## Your task
In this exercise, reproduce all the entries that follow exactly.

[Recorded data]

= = = = = = =

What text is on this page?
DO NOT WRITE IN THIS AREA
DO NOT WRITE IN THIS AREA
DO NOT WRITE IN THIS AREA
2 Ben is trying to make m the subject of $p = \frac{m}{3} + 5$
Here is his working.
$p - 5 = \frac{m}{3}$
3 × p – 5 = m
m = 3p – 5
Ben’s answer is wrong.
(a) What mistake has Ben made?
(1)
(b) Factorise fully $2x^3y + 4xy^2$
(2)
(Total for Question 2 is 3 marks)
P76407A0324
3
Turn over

= = = = = = =

## Solved exercise
What text is on this page?
DO NOT WRITE IN THIS AREA
DO NOT WRITE IN THIS AREA
DO NOT WRITE IN THIS AREA
2 Ben is trying to make m the subject of $p = \frac{m}{3} + 5$
Here is his working.
$p - 5 = \frac{m}{3}$
3 × p – 5 = m
m = 3p – 5
Ben’s answer is wrong.
(a) What mistake has Ben made?
(1)
(b) Factorise fully $2x^3y + 4xy^2$
(2)
(Total for Question 2 is 3 marks)
P76407A0324
3
Turn over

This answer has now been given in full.